- _Short task_
Your task is to repeat the entries underneath exactly, minus the pictures.
:: Input
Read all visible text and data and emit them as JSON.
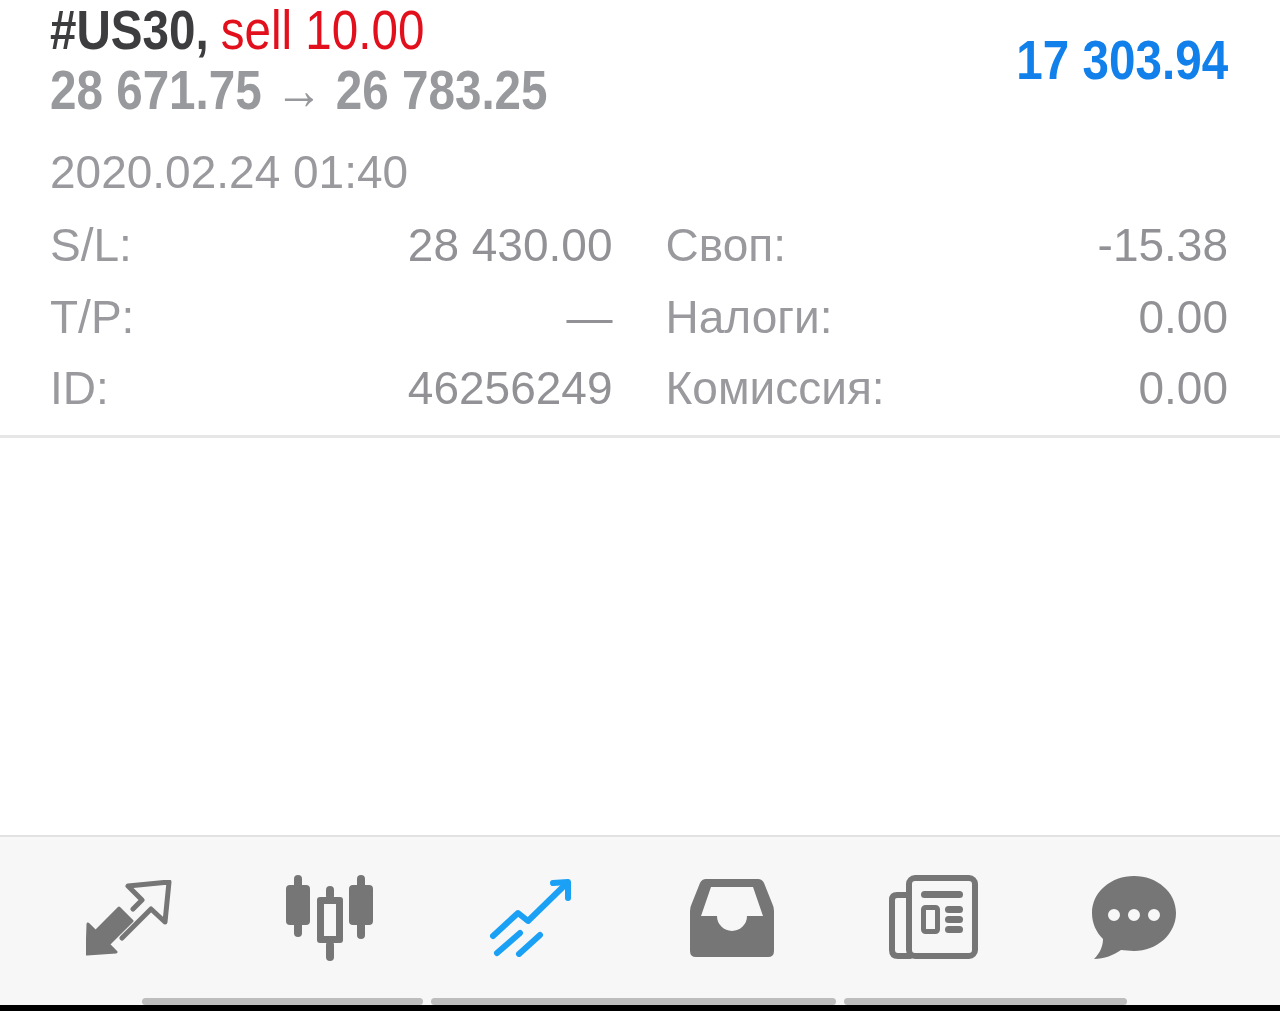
{
  "position": {
    "symbol": "#US30,",
    "order": "sell 10.00",
    "order_sell": true,
    "prices": "28 671.75 → 26 783.25",
    "profit": "17 303.94",
    "profit_loss": false,
    "time": "2020.02.24 01:40"
  },
  "details": [
    {
      "label": "S/L:",
      "value": "28 430.00"
    },
    {
      "label": "Своп:",
      "value": "-15.38"
    },
    {
      "label": "T/P:",
      "value": "—"
    },
    {
      "label": "Налоги:",
      "value": "0.00"
    },
    {
      "label": "ID:",
      "value": "46256249"
    },
    {
      "label": "Комиссия:",
      "value": "0.00"
    }
  ],
  "tabs": [
    {
      "kind": "quotes",
      "selected": false
    },
    {
      "kind": "chart",
      "selected": false
    },
    {
      "kind": "trade",
      "selected": true
    },
    {
      "kind": "history",
      "selected": false
    },
    {
      "kind": "news",
      "selected": false
    },
    {
      "kind": "chat",
      "selected": false
    }
  ]
}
::::
- _Full response_
Read all visible text and data and emit them as JSON.
{
  "position": {
    "symbol": "#US30,",
    "order": "sell 10.00",
    "order_sell": true,
    "prices": "28 671.75 → 26 783.25",
    "profit": "17 303.94",
    "profit_loss": false,
    "time": "2020.02.24 01:40"
  },
  "details": [
    {
      "label": "S/L:",
      "value": "28 430.00"
    },
    {
      "label": "Своп:",
      "value": "-15.38"
    },
    {
      "label": "T/P:",
      "value": "—"
    },
    {
      "label": "Налоги:",
      "value": "0.00"
    },
    {
      "label": "ID:",
      "value": "46256249"
    },
    {
      "label": "Комиссия:",
      "value": "0.00"
    }
  ],
  "tabs": [
    {
      "kind": "quotes",
      "selected": false
    },
    {
      "kind": "chart",
      "selected": false
    },
    {
      "kind": "trade",
      "selected": true
    },
    {
      "kind": "history",
      "selected": false
    },
    {
      "kind": "news",
      "selected": false
    },
    {
      "kind": "chat",
      "selected": false
    }
  ]
}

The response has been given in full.